:: TESTO CITATO ::
>>>

Fake news, quando si integra un reato?
Alzi la mano chi non si è mai imbattuto in una fake news.
Nell’epoca di internet, dei giornali on line, dei blog, dei social è praticamente impossibile non aver mai trovato – e magari creduto – ad una fake news. Poco importa se si tratta di notizie divertenti, magari riguardanti qualche strana specie animale o tradizione popolare, ma in alcuni casi le notizie false, esagerate, sbagliate o distorte possono avere una rilevanza tale da costituire un vero e proprio reato.
In base all’interpretazione giurisprudenziale, è falsa “la notizia completamente difforme dal vero, priva di fondamento”; è esagerata “la notizia che, pur basandosi su un fondamento di verità risulta amplificata, ingrandita e iperbolica”; è tendenziosa “la notizia che, pur riferendo cose vere, viene presentata in modo da ingenerare in chi la apprende una rappresentazione deformata della realtà”.

<<<

:: COSA FARE ::
A. Nel testo sulle fake news, come viene definita la notizia falsa in base all'interpretazione giurisprudenziale?
B. Restituisci il passo del testo sulle fake news compreso tra "Nell’epoca di internet, dei" e "e proprio reato.", estremi inclusi.

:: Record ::

>>>

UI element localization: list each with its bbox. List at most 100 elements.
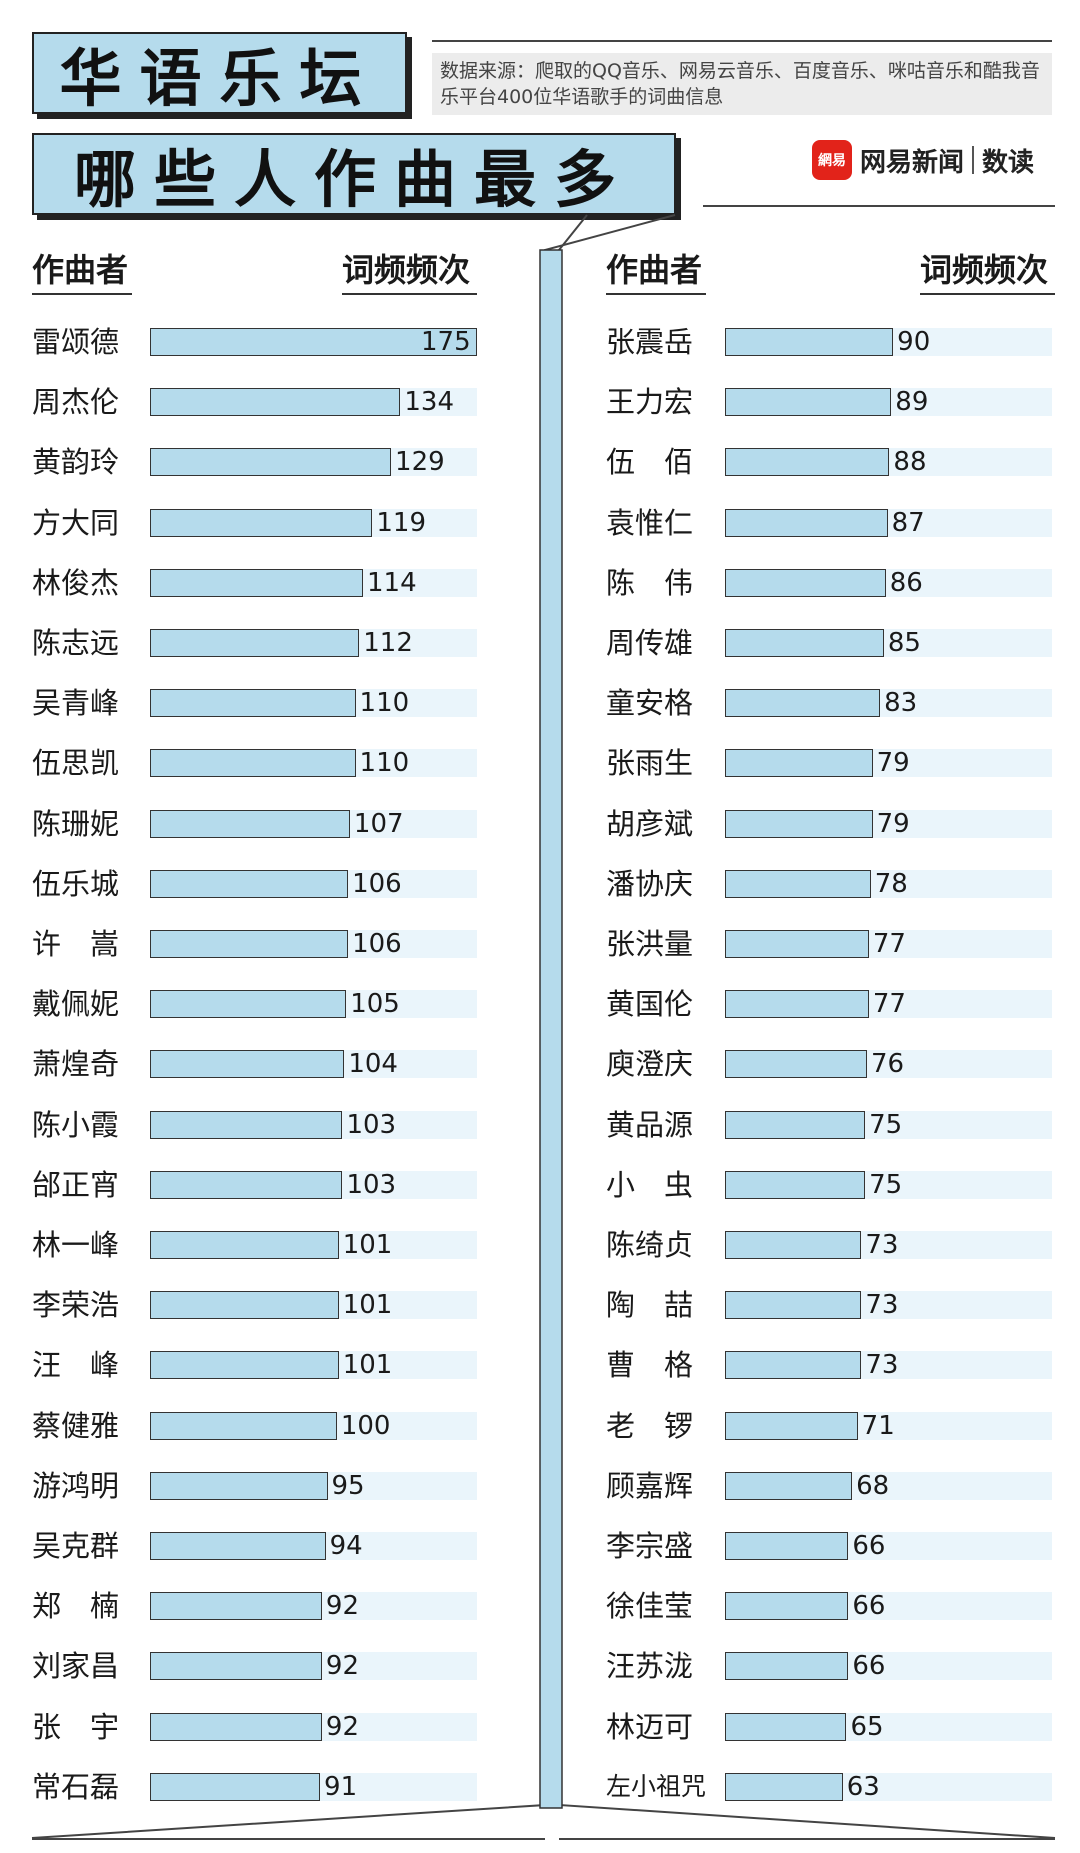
bar-row: 小 虫 75 — [606, 1165, 1080, 1205]
bar-category-label: 伍思凯 — [32, 746, 120, 781]
bar — [150, 1592, 322, 1621]
bar-value-label: 92 — [325, 1651, 359, 1682]
bar-category-label: 周杰伦 — [32, 385, 120, 420]
bar-value-label: 134 — [404, 387, 455, 418]
bar-row: 张 宇 92 — [32, 1707, 509, 1747]
bar-row: 邰正宵 103 — [32, 1165, 509, 1205]
bar — [725, 689, 881, 718]
bar-category-label: 张震岳 — [606, 325, 694, 359]
bar-category-label: 黄国伦 — [606, 987, 694, 1022]
bar — [725, 1592, 849, 1621]
bar-row: 左小祖咒 63 — [606, 1767, 1080, 1807]
bar-value-label: 73 — [865, 1230, 899, 1260]
bar-category-label: 张雨生 — [606, 746, 694, 781]
bar-row: 雷颂德 175 — [32, 322, 509, 362]
bar-value-label: 73 — [865, 1290, 899, 1321]
col-1-header-rule-value — [342, 293, 477, 295]
logo-name: 网易新闻 — [860, 147, 965, 178]
bar — [150, 1532, 326, 1560]
bar-row: 汪 峰 101 — [32, 1345, 509, 1385]
bar — [725, 1411, 858, 1440]
bar-category-label: 李荣浩 — [32, 1288, 120, 1323]
bar-row: 陈小霞 103 — [32, 1105, 509, 1145]
bar — [150, 689, 356, 718]
bar-category-label: 萧煌奇 — [32, 1047, 120, 1082]
bar-value-label: 114 — [367, 567, 417, 598]
bar-category-label: 顾嘉辉 — [606, 1468, 694, 1503]
bar-value-label: 91 — [324, 1771, 358, 1802]
bar-category-label: 张洪量 — [606, 927, 694, 961]
bar-row: 李荣浩 101 — [32, 1285, 509, 1325]
bar-category-label: 王力宏 — [606, 385, 694, 420]
bar-value-label: 106 — [352, 868, 402, 899]
bar-value-label: 63 — [846, 1771, 880, 1802]
bar-value-label: 100 — [340, 1410, 391, 1441]
bar-value-label: 75 — [869, 1109, 903, 1140]
bar-value-label: 175 — [421, 327, 471, 357]
bar-value-label: 71 — [861, 1410, 895, 1441]
col-1-header-rule-name — [32, 293, 132, 295]
bar-row: 蔡健雅 100 — [32, 1406, 509, 1446]
bar — [725, 1110, 866, 1139]
bar — [725, 749, 873, 778]
bar — [150, 508, 373, 537]
bar-value-label: 78 — [874, 868, 908, 899]
bar — [725, 1170, 866, 1199]
bar-value-label: 89 — [895, 387, 929, 418]
bar — [725, 508, 888, 537]
bar — [150, 990, 347, 1019]
bar — [150, 809, 350, 838]
bar — [150, 749, 356, 778]
bar — [725, 1532, 849, 1560]
bar — [725, 1772, 843, 1801]
bar-row: 戴佩妮 105 — [32, 984, 509, 1024]
bar-row: 徐佳莹 66 — [606, 1586, 1080, 1626]
bar-row: 许 嵩 106 — [32, 924, 509, 964]
bar-category-label: 潘协庆 — [606, 866, 694, 901]
bar-value-label: 119 — [376, 507, 426, 538]
bar-category-label: 陈小霞 — [32, 1107, 120, 1142]
bottom-rule-left — [32, 1838, 545, 1840]
bar — [725, 448, 890, 477]
bar-row: 汪苏泷 66 — [606, 1646, 1080, 1686]
bar-row: 周传雄 85 — [606, 623, 1080, 663]
bar-category-label: 伍乐城 — [32, 866, 120, 901]
bar-category-label: 郑 楠 — [32, 1589, 120, 1624]
bar-row: 童安格 83 — [606, 683, 1080, 723]
bar — [725, 388, 892, 417]
bar-row: 萧煌奇 104 — [32, 1044, 509, 1084]
bar — [725, 1050, 867, 1079]
logo-rule — [703, 205, 1055, 207]
bar-category-label: 李宗盛 — [606, 1529, 694, 1563]
bar-row: 黄品源 75 — [606, 1105, 1080, 1145]
bar — [725, 1231, 862, 1259]
bar-category-label: 袁惟仁 — [606, 505, 694, 540]
bar — [150, 1231, 339, 1259]
bar-category-label: 许 嵩 — [32, 927, 120, 961]
bar-value-label: 77 — [872, 989, 906, 1020]
bar-row: 曹 格 73 — [606, 1345, 1080, 1385]
bar-row: 李宗盛 66 — [606, 1526, 1080, 1566]
bar-row: 顾嘉辉 68 — [606, 1466, 1080, 1506]
bar-row: 王力宏 89 — [606, 382, 1080, 422]
bar-row: 陈 伟 86 — [606, 563, 1080, 603]
bar-value-label: 85 — [887, 628, 921, 658]
bar — [150, 1411, 337, 1440]
publisher-logo: 網易 网易新闻 数读 — [812, 140, 1034, 180]
bar-row: 老 锣 71 — [606, 1406, 1080, 1446]
bar-category-label: 陶 喆 — [606, 1288, 694, 1323]
bar-category-label: 曹 格 — [606, 1348, 694, 1383]
bar-category-label: 林迈可 — [606, 1709, 694, 1744]
bar-value-label: 79 — [876, 808, 910, 839]
bar — [150, 1291, 339, 1320]
bar-value-label: 79 — [876, 748, 910, 779]
bar-row: 伍思凯 110 — [32, 743, 509, 783]
bar-row: 陈珊妮 107 — [32, 804, 509, 844]
bar — [150, 1471, 328, 1500]
bar — [150, 448, 392, 477]
bar-value-label: 110 — [359, 748, 410, 779]
bar-row: 林一峰 101 — [32, 1225, 509, 1265]
bar-row: 袁惟仁 87 — [606, 503, 1080, 543]
bar-category-label: 汪 峰 — [32, 1348, 120, 1383]
bar — [725, 568, 886, 597]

<<<

:: LE SOLUZIONI ::
A. È la notizia completamente difforme dal vero, priva di fondamento.

B.
Nell’epoca di internet, dei giornali on line, dei blog, dei social è praticamente impossibile non aver mai trovato – e magari creduto – ad una fake news. Poco importa se si tratta di notizie divertenti, magari riguardanti qualche strana specie animale o tradizione popolare, ma in alcuni casi le notizie false, esagerate, sbagliate o distorte possono avere una rilevanza tale da costituire un vero e proprio reato.